> [DATA FOR THE TASK]
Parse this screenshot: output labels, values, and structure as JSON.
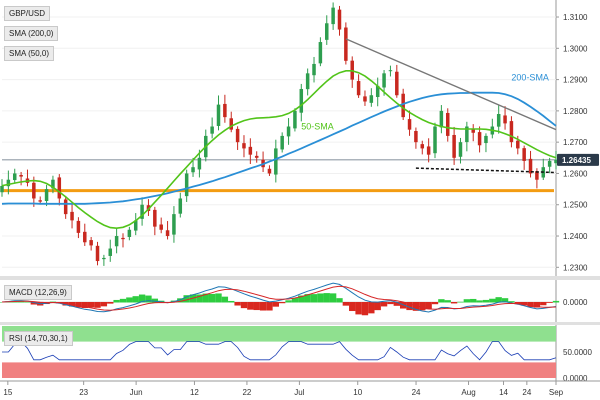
{
  "chart_data": [
    {
      "type": "candlestick",
      "title": "GBP/USD",
      "indicators": [
        "SMA (200,0)",
        "SMA (50,0)"
      ],
      "y_ticks": [
        "1.3100",
        "1.3000",
        "1.2900",
        "1.2800",
        "1.2700",
        "1.2600",
        "1.2500",
        "1.2400",
        "1.2300"
      ],
      "ylim": [
        1.2285,
        1.3148
      ],
      "last_price": "1.26435",
      "annotations": {
        "sma50": "50-SMA",
        "sma200": "200-SMA"
      },
      "closes": [
        1.256,
        1.258,
        1.26,
        1.259,
        1.257,
        1.252,
        1.251,
        1.255,
        1.258,
        1.252,
        1.247,
        1.245,
        1.241,
        1.238,
        1.237,
        1.232,
        1.233,
        1.236,
        1.24,
        1.239,
        1.242,
        1.245,
        1.25,
        1.248,
        1.243,
        1.242,
        1.24,
        1.247,
        1.252,
        1.26,
        1.262,
        1.265,
        1.272,
        1.275,
        1.282,
        1.278,
        1.274,
        1.27,
        1.268,
        1.266,
        1.265,
        1.262,
        1.26,
        1.268,
        1.272,
        1.275,
        1.28,
        1.287,
        1.292,
        1.295,
        1.302,
        1.308,
        1.313,
        1.306,
        1.296,
        1.29,
        1.285,
        1.283,
        1.285,
        1.288,
        1.292,
        1.293,
        1.285,
        1.278,
        1.274,
        1.27,
        1.268,
        1.266,
        1.275,
        1.28,
        1.272,
        1.265,
        1.27,
        1.275,
        1.273,
        1.269,
        1.272,
        1.275,
        1.279,
        1.276,
        1.27,
        1.268,
        1.264,
        1.26,
        1.258,
        1.262,
        1.264,
        1.2644
      ],
      "sma50": [
        1.2561,
        1.2565,
        1.2569,
        1.2573,
        1.2576,
        1.2577,
        1.2575,
        1.2568,
        1.2556,
        1.2541,
        1.2525,
        1.2508,
        1.2491,
        1.2475,
        1.246,
        1.2446,
        1.2435,
        1.2427,
        1.2425,
        1.2428,
        1.2436,
        1.2449,
        1.2466,
        1.2486,
        1.2508,
        1.253,
        1.2553,
        1.2576,
        1.2599,
        1.2621,
        1.2643,
        1.2665,
        1.2686,
        1.2705,
        1.2723,
        1.2738,
        1.2751,
        1.2761,
        1.2769,
        1.2774,
        1.2777,
        1.2778,
        1.2779,
        1.2781,
        1.2785,
        1.2792,
        1.2803,
        1.2818,
        1.2836,
        1.2856,
        1.2876,
        1.2895,
        1.2911,
        1.2922,
        1.2928,
        1.2928,
        1.2922,
        1.2911,
        1.2896,
        1.2879,
        1.286,
        1.2842,
        1.2825,
        1.2809,
        1.2795,
        1.2783,
        1.2772,
        1.2763,
        1.2756,
        1.275,
        1.2746,
        1.2744,
        1.2742,
        1.2742,
        1.2742,
        1.2742,
        1.2741,
        1.2738,
        1.2734,
        1.2727,
        1.2719,
        1.2709,
        1.2698,
        1.2687,
        1.2676,
        1.2666,
        1.2657,
        1.265
      ],
      "sma200": [
        1.2503,
        1.2504,
        1.2504,
        1.2504,
        1.2504,
        1.2504,
        1.2503,
        1.2503,
        1.2503,
        1.2503,
        1.2503,
        1.2503,
        1.2503,
        1.2503,
        1.2504,
        1.2505,
        1.2506,
        1.2507,
        1.2509,
        1.2511,
        1.2514,
        1.2517,
        1.252,
        1.2524,
        1.2528,
        1.2532,
        1.2537,
        1.2542,
        1.2547,
        1.2552,
        1.2558,
        1.2563,
        1.2569,
        1.2575,
        1.2582,
        1.2588,
        1.2595,
        1.2602,
        1.2609,
        1.2616,
        1.2623,
        1.263,
        1.2638,
        1.2646,
        1.2654,
        1.2663,
        1.2671,
        1.268,
        1.2689,
        1.2698,
        1.2707,
        1.2716,
        1.2725,
        1.2734,
        1.2743,
        1.2753,
        1.2762,
        1.2771,
        1.278,
        1.2789,
        1.2798,
        1.2806,
        1.2814,
        1.2822,
        1.2829,
        1.2835,
        1.2841,
        1.2846,
        1.285,
        1.2853,
        1.2855,
        1.2856,
        1.2857,
        1.2857,
        1.2858,
        1.2858,
        1.2858,
        1.2858,
        1.2857,
        1.2853,
        1.2847,
        1.2838,
        1.2826,
        1.2813,
        1.2799,
        1.2784,
        1.2768,
        1.2752
      ],
      "downtrend_line": [
        [
          54,
          1.303
        ],
        [
          87,
          1.274
        ]
      ],
      "support_line": [
        [
          65,
          1.2617
        ],
        [
          87,
          1.2603
        ]
      ],
      "horizontal_support": 1.2545
    },
    {
      "type": "macd",
      "title": "MACD (12,26,9)",
      "y_ticks": [
        "0.0000"
      ],
      "ylim": [
        -0.012,
        0.012
      ]
    },
    {
      "type": "rsi",
      "title": "RSI (14,70,30,1)",
      "y_ticks": [
        "50.0000",
        "0.0000"
      ],
      "ylim": [
        0,
        100
      ],
      "overbought": 70,
      "oversold": 30
    }
  ],
  "x_ticks": [
    "15",
    "23",
    "Jun",
    "12",
    "22",
    "Jul",
    "10",
    "24",
    "Aug",
    "14",
    "24",
    "Sep"
  ],
  "colors": {
    "up": "#2e9e4f",
    "down": "#c8281f",
    "sma50": "#52c41a",
    "sma200": "#2a8fd6",
    "support": "#f39c12",
    "trend": "#777777",
    "rsi_line": "#1a3db5",
    "rsi_upper": "#8fe08f",
    "rsi_lower": "#f08080",
    "macd_line": "#1f77b4",
    "signal_line": "#d62728"
  }
}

> [TASK TO CARRY OUT]
In the records above, find each line with the word "title" and copy it.

> [WRITTEN ANSWER]
      "title": "GBP/USD",
      "title": "MACD (12,26,9)",
      "title": "RSI (14,70,30,1)",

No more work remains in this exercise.